EXERCISE TASK | Print every line of the material below without changing a single character.
Start of EXTRACTED MATERIAL
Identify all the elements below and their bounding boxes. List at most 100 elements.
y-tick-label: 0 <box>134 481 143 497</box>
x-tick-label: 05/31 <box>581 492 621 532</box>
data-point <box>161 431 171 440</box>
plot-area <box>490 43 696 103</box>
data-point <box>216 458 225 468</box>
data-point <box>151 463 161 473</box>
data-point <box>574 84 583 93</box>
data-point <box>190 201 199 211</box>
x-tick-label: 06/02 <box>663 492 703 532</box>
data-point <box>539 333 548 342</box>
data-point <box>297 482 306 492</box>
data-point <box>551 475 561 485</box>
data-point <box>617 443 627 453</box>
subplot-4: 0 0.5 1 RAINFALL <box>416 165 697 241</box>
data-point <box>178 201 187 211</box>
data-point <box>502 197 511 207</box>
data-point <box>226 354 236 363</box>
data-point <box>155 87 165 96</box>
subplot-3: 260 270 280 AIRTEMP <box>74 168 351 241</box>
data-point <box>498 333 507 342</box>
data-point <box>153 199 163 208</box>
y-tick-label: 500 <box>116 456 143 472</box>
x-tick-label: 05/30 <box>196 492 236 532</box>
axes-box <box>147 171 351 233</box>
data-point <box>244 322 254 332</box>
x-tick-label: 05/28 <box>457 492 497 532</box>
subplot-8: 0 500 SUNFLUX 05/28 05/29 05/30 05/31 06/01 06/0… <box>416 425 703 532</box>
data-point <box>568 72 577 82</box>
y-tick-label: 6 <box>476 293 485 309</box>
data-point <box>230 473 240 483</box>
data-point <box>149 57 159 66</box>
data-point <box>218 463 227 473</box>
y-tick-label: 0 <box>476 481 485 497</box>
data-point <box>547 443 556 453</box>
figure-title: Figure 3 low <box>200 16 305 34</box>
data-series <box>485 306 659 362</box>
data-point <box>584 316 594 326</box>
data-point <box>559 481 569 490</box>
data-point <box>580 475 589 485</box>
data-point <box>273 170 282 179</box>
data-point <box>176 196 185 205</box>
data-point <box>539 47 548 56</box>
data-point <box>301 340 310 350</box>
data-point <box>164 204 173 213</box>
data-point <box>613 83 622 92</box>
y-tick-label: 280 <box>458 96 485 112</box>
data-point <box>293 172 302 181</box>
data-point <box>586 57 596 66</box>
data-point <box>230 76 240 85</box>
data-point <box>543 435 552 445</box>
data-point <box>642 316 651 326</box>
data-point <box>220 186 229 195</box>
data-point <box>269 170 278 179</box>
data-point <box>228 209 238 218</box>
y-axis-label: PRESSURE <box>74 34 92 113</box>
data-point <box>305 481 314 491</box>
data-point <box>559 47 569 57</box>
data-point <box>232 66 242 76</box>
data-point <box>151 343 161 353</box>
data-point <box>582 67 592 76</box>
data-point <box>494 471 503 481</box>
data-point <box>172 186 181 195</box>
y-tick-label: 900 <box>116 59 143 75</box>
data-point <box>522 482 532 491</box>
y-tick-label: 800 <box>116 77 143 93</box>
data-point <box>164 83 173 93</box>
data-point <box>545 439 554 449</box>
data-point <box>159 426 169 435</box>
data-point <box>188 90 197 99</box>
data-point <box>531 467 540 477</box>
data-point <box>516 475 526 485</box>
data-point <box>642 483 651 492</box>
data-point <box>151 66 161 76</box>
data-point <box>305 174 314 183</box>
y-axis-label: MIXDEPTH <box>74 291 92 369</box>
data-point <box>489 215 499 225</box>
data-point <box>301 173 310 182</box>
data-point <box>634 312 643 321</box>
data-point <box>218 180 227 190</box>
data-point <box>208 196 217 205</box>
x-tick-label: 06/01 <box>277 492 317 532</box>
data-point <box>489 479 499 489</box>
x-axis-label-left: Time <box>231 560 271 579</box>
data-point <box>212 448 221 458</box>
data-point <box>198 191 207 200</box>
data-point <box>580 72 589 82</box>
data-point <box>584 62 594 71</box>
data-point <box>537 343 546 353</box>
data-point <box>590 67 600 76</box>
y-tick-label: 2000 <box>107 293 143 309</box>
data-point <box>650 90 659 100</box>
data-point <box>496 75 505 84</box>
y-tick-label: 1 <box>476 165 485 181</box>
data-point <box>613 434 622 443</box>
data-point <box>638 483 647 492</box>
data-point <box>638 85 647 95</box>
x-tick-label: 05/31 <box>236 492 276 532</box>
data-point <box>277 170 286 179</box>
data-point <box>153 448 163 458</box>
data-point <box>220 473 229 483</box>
End of EXTRACTED MATERIAL
RESPONSE TO THIS TASK |
Identify all the elements below and their bounding boxes. List at most 100 elements.
y-tick-label: 0 <box>134 481 143 497</box>
x-tick-label: 05/31 <box>581 492 621 532</box>
data-point <box>161 431 171 440</box>
plot-area <box>490 43 696 103</box>
data-point <box>216 458 225 468</box>
data-point <box>151 463 161 473</box>
data-point <box>574 84 583 93</box>
data-point <box>190 201 199 211</box>
x-tick-label: 06/02 <box>663 492 703 532</box>
data-point <box>539 333 548 342</box>
data-point <box>297 482 306 492</box>
data-point <box>551 475 561 485</box>
data-point <box>617 443 627 453</box>
subplot-4: 0 0.5 1 RAINFALL <box>416 165 697 241</box>
data-point <box>178 201 187 211</box>
data-point <box>502 197 511 207</box>
data-point <box>226 354 236 363</box>
data-point <box>155 87 165 96</box>
subplot-3: 260 270 280 AIRTEMP <box>74 168 351 241</box>
data-point <box>498 333 507 342</box>
data-point <box>153 199 163 208</box>
y-tick-label: 500 <box>116 456 143 472</box>
x-tick-label: 05/30 <box>196 492 236 532</box>
axes-box <box>147 171 351 233</box>
data-point <box>244 322 254 332</box>
x-tick-label: 05/28 <box>457 492 497 532</box>
subplot-8: 0 500 SUNFLUX 05/28 05/29 05/30 05/31 06/01 06/0… <box>416 425 703 532</box>
data-point <box>568 72 577 82</box>
y-tick-label: 6 <box>476 293 485 309</box>
data-point <box>230 473 240 483</box>
data-point <box>149 57 159 66</box>
data-point <box>218 463 227 473</box>
y-tick-label: 0 <box>476 481 485 497</box>
data-point <box>547 443 556 453</box>
figure-title: Figure 3 low <box>200 16 305 34</box>
data-series <box>485 306 659 362</box>
data-point <box>584 316 594 326</box>
data-point <box>559 481 569 490</box>
data-point <box>580 475 589 485</box>
data-point <box>273 170 282 179</box>
data-point <box>176 196 185 205</box>
data-point <box>539 47 548 56</box>
data-point <box>301 340 310 350</box>
data-point <box>164 204 173 213</box>
data-point <box>613 83 622 92</box>
y-tick-label: 280 <box>458 96 485 112</box>
data-point <box>293 172 302 181</box>
data-point <box>586 57 596 66</box>
data-point <box>230 76 240 85</box>
data-point <box>543 435 552 445</box>
data-point <box>642 316 651 326</box>
data-point <box>220 186 229 195</box>
data-point <box>269 170 278 179</box>
data-point <box>228 209 238 218</box>
y-axis-label: PRESSURE <box>74 34 92 113</box>
data-point <box>305 481 314 491</box>
data-point <box>559 47 569 57</box>
data-point <box>232 66 242 76</box>
data-point <box>151 343 161 353</box>
data-point <box>582 67 592 76</box>
data-point <box>494 471 503 481</box>
data-point <box>172 186 181 195</box>
y-tick-label: 900 <box>116 59 143 75</box>
data-point <box>522 482 532 491</box>
y-tick-label: 800 <box>116 77 143 93</box>
data-point <box>164 83 173 93</box>
data-point <box>545 439 554 449</box>
data-point <box>159 426 169 435</box>
data-point <box>188 90 197 99</box>
data-point <box>531 467 540 477</box>
data-point <box>516 475 526 485</box>
data-point <box>642 483 651 492</box>
data-point <box>151 66 161 76</box>
data-point <box>305 174 314 183</box>
y-axis-label: MIXDEPTH <box>74 291 92 369</box>
data-point <box>489 215 499 225</box>
data-point <box>301 173 310 182</box>
data-point <box>634 312 643 321</box>
data-point <box>218 180 227 190</box>
data-point <box>208 196 217 205</box>
x-tick-label: 06/01 <box>277 492 317 532</box>
data-point <box>489 479 499 489</box>
x-axis-label-left: Time <box>231 560 271 579</box>
data-point <box>212 448 221 458</box>
data-point <box>198 191 207 200</box>
data-point <box>580 72 589 82</box>
data-point <box>584 62 594 71</box>
data-point <box>537 343 546 353</box>
data-point <box>590 67 600 76</box>
y-tick-label: 2000 <box>107 293 143 309</box>
data-point <box>650 90 659 100</box>
data-point <box>496 75 505 84</box>
y-tick-label: 1 <box>476 165 485 181</box>
data-point <box>613 434 622 443</box>
data-point <box>638 483 647 492</box>
data-point <box>638 85 647 95</box>
x-tick-label: 05/31 <box>236 492 276 532</box>
data-point <box>277 170 286 179</box>
data-point <box>153 448 163 458</box>
data-point <box>220 473 229 483</box>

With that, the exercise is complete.